(Directive) Write out the entries verbatim and leave the images out of the copy.
■ ■ ■ ■ ■ ■ ■
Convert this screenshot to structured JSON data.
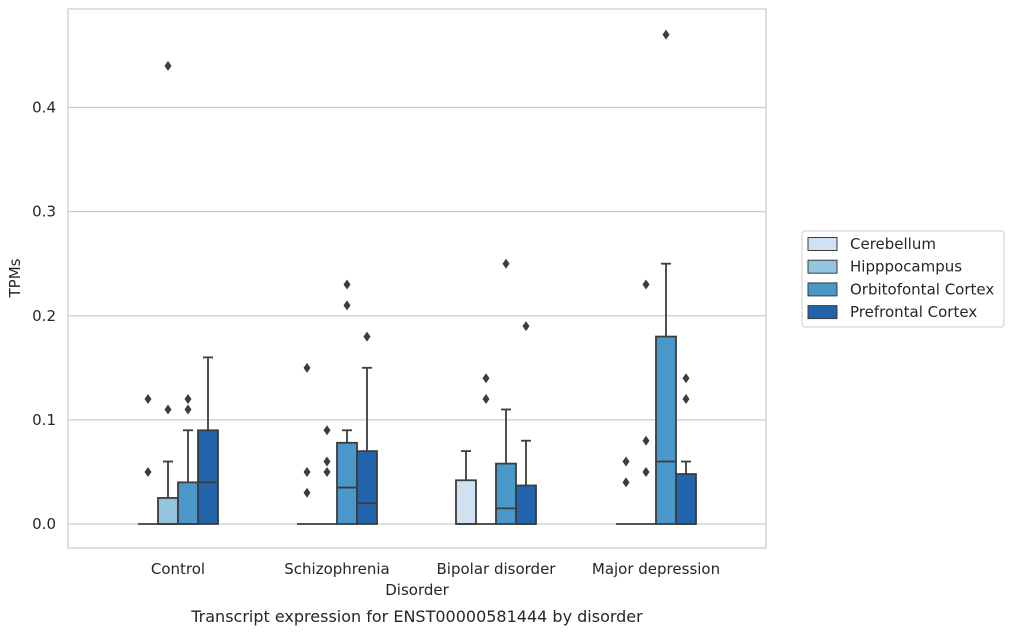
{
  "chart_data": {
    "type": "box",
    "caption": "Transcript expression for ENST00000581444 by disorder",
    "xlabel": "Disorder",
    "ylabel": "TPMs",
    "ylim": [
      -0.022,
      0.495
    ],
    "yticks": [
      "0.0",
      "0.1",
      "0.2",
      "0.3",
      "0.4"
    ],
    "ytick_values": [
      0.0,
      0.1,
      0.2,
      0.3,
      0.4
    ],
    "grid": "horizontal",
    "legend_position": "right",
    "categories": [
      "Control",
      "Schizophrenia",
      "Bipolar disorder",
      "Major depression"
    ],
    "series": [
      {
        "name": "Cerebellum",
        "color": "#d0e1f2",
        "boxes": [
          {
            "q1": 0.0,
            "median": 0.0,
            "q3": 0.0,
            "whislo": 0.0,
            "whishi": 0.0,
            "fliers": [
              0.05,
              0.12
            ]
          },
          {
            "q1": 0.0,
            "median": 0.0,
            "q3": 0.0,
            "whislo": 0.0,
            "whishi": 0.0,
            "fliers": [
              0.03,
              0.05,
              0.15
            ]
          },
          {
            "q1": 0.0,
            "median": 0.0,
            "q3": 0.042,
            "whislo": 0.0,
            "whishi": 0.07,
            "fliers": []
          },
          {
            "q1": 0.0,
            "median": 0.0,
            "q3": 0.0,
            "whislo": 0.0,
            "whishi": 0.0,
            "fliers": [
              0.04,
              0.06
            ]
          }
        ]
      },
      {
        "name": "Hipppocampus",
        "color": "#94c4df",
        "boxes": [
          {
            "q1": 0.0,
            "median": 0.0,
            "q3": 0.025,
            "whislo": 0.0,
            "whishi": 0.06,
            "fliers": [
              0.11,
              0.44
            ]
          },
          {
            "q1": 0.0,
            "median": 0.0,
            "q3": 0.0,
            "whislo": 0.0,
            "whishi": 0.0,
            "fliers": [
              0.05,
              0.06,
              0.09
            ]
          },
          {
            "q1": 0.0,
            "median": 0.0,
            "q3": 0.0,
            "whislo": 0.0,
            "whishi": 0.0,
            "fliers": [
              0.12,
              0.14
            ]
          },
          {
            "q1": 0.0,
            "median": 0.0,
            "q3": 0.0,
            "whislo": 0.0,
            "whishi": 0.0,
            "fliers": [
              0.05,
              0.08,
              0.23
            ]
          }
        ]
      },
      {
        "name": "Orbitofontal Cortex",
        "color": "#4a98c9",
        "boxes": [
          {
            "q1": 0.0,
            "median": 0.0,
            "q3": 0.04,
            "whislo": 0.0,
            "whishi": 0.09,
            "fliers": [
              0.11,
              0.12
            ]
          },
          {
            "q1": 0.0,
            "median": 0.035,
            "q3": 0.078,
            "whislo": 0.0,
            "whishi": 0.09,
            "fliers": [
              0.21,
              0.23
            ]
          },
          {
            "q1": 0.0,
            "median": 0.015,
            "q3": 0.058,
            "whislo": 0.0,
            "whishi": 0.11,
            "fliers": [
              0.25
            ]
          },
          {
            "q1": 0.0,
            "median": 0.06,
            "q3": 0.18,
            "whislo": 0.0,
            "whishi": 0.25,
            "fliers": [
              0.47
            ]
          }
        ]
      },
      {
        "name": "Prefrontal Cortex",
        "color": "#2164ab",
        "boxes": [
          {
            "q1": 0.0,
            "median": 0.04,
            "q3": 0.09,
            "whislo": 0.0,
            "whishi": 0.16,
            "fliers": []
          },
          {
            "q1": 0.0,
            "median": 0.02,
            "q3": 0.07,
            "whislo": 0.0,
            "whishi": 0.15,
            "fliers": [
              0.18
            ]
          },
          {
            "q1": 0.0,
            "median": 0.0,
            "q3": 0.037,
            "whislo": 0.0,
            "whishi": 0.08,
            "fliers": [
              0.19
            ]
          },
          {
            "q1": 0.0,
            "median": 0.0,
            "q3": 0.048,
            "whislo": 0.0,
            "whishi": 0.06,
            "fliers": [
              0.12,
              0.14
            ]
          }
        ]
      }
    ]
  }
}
■ ■ ■ ■ ■ ■ ■
(Output of the task)
Convert this screenshot to structured JSON data.
{
  "chart_data": {
    "type": "box",
    "caption": "Transcript expression for ENST00000581444 by disorder",
    "xlabel": "Disorder",
    "ylabel": "TPMs",
    "ylim": [
      -0.022,
      0.495
    ],
    "yticks": [
      "0.0",
      "0.1",
      "0.2",
      "0.3",
      "0.4"
    ],
    "ytick_values": [
      0.0,
      0.1,
      0.2,
      0.3,
      0.4
    ],
    "grid": "horizontal",
    "legend_position": "right",
    "categories": [
      "Control",
      "Schizophrenia",
      "Bipolar disorder",
      "Major depression"
    ],
    "series": [
      {
        "name": "Cerebellum",
        "color": "#d0e1f2",
        "boxes": [
          {
            "q1": 0.0,
            "median": 0.0,
            "q3": 0.0,
            "whislo": 0.0,
            "whishi": 0.0,
            "fliers": [
              0.05,
              0.12
            ]
          },
          {
            "q1": 0.0,
            "median": 0.0,
            "q3": 0.0,
            "whislo": 0.0,
            "whishi": 0.0,
            "fliers": [
              0.03,
              0.05,
              0.15
            ]
          },
          {
            "q1": 0.0,
            "median": 0.0,
            "q3": 0.042,
            "whislo": 0.0,
            "whishi": 0.07,
            "fliers": []
          },
          {
            "q1": 0.0,
            "median": 0.0,
            "q3": 0.0,
            "whislo": 0.0,
            "whishi": 0.0,
            "fliers": [
              0.04,
              0.06
            ]
          }
        ]
      },
      {
        "name": "Hipppocampus",
        "color": "#94c4df",
        "boxes": [
          {
            "q1": 0.0,
            "median": 0.0,
            "q3": 0.025,
            "whislo": 0.0,
            "whishi": 0.06,
            "fliers": [
              0.11,
              0.44
            ]
          },
          {
            "q1": 0.0,
            "median": 0.0,
            "q3": 0.0,
            "whislo": 0.0,
            "whishi": 0.0,
            "fliers": [
              0.05,
              0.06,
              0.09
            ]
          },
          {
            "q1": 0.0,
            "median": 0.0,
            "q3": 0.0,
            "whislo": 0.0,
            "whishi": 0.0,
            "fliers": [
              0.12,
              0.14
            ]
          },
          {
            "q1": 0.0,
            "median": 0.0,
            "q3": 0.0,
            "whislo": 0.0,
            "whishi": 0.0,
            "fliers": [
              0.05,
              0.08,
              0.23
            ]
          }
        ]
      },
      {
        "name": "Orbitofontal Cortex",
        "color": "#4a98c9",
        "boxes": [
          {
            "q1": 0.0,
            "median": 0.0,
            "q3": 0.04,
            "whislo": 0.0,
            "whishi": 0.09,
            "fliers": [
              0.11,
              0.12
            ]
          },
          {
            "q1": 0.0,
            "median": 0.035,
            "q3": 0.078,
            "whislo": 0.0,
            "whishi": 0.09,
            "fliers": [
              0.21,
              0.23
            ]
          },
          {
            "q1": 0.0,
            "median": 0.015,
            "q3": 0.058,
            "whislo": 0.0,
            "whishi": 0.11,
            "fliers": [
              0.25
            ]
          },
          {
            "q1": 0.0,
            "median": 0.06,
            "q3": 0.18,
            "whislo": 0.0,
            "whishi": 0.25,
            "fliers": [
              0.47
            ]
          }
        ]
      },
      {
        "name": "Prefrontal Cortex",
        "color": "#2164ab",
        "boxes": [
          {
            "q1": 0.0,
            "median": 0.04,
            "q3": 0.09,
            "whislo": 0.0,
            "whishi": 0.16,
            "fliers": []
          },
          {
            "q1": 0.0,
            "median": 0.02,
            "q3": 0.07,
            "whislo": 0.0,
            "whishi": 0.15,
            "fliers": [
              0.18
            ]
          },
          {
            "q1": 0.0,
            "median": 0.0,
            "q3": 0.037,
            "whislo": 0.0,
            "whishi": 0.08,
            "fliers": [
              0.19
            ]
          },
          {
            "q1": 0.0,
            "median": 0.0,
            "q3": 0.048,
            "whislo": 0.0,
            "whishi": 0.06,
            "fliers": [
              0.12,
              0.14
            ]
          }
        ]
      }
    ]
  }
}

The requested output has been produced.